» GIVEN TASK: Skip the pictures. Copy all the rest of the records down exactly.

» SUPPLIED DATA:
----
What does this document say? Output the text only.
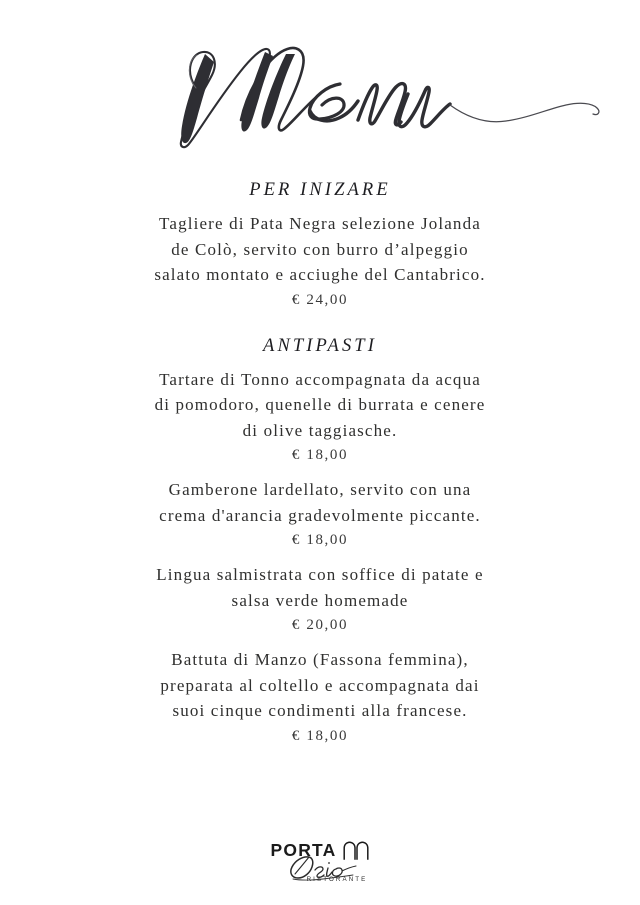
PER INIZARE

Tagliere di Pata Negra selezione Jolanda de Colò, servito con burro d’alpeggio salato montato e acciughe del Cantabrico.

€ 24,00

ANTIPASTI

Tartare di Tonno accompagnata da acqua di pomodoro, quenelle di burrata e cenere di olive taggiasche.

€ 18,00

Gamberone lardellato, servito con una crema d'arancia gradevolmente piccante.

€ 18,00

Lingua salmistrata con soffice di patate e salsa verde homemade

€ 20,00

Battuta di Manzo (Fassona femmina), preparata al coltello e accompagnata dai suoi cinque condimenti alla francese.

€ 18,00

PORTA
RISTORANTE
----
» OUTPUT FOR THIS TASK:
What does this document say? Output the text only.
PER INIZARE

Tagliere di Pata Negra selezione Jolanda de Colò, servito con burro d’alpeggio salato montato e acciughe del Cantabrico.

€ 24,00

ANTIPASTI

Tartare di Tonno accompagnata da acqua di pomodoro, quenelle di burrata e cenere di olive taggiasche.

€ 18,00

Gamberone lardellato, servito con una crema d'arancia gradevolmente piccante.

€ 18,00

Lingua salmistrata con soffice di patate e salsa verde homemade

€ 20,00

Battuta di Manzo (Fassona femmina), preparata al coltello e accompagnata dai suoi cinque condimenti alla francese.

€ 18,00

PORTA
RISTORANTE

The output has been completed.